*Written problem:* Pictures do not belong in the copy; transcribe everything else in the records exactly.

*Input for this task:*
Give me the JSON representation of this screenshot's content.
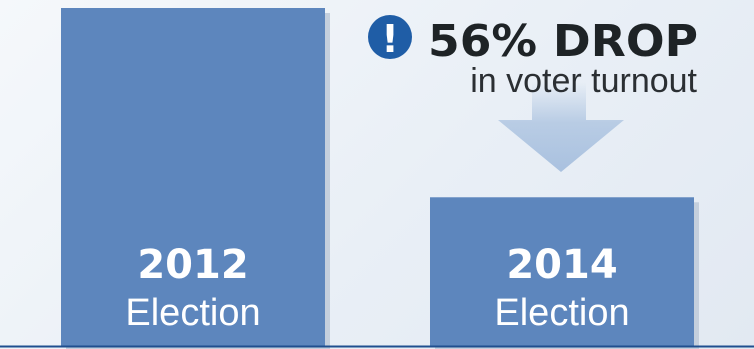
{
  "chart_data": {
    "type": "bar",
    "categories": [
      "2012",
      "2014"
    ],
    "category_sublabels": [
      "Election",
      "Election"
    ],
    "values": [
      100,
      44
    ],
    "ylim": [
      0,
      100
    ],
    "grid": false,
    "annotation": {
      "headline": "56% DROP",
      "subtext": "in voter turnout",
      "icon": "exclamation-icon"
    }
  },
  "colors": {
    "bar": "#5d86bd",
    "bar_shadow": "#c4cfdd",
    "arrow": "#a9c1df",
    "headline": "#1e2326",
    "subtext": "#2b2f33",
    "icon": "#1f5da6",
    "baseline": "#1f4f8f"
  }
}
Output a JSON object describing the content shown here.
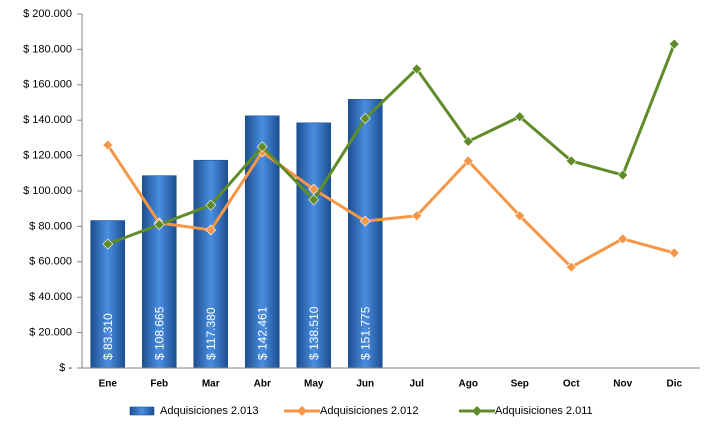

*Final result:*
Give me the JSON representation of this screenshot's content.
{
  "chart_data": {
    "type": "bar",
    "categories": [
      "2012",
      "2014"
    ],
    "category_sublabels": [
      "Election",
      "Election"
    ],
    "values": [
      100,
      44
    ],
    "ylim": [
      0,
      100
    ],
    "grid": false,
    "annotation": {
      "headline": "56% DROP",
      "subtext": "in voter turnout",
      "icon": "exclamation-icon"
    }
  },
  "colors": {
    "bar": "#5d86bd",
    "bar_shadow": "#c4cfdd",
    "arrow": "#a9c1df",
    "headline": "#1e2326",
    "subtext": "#2b2f33",
    "icon": "#1f5da6",
    "baseline": "#1f4f8f"
  }
}
Output a JSON object describing the content shown here.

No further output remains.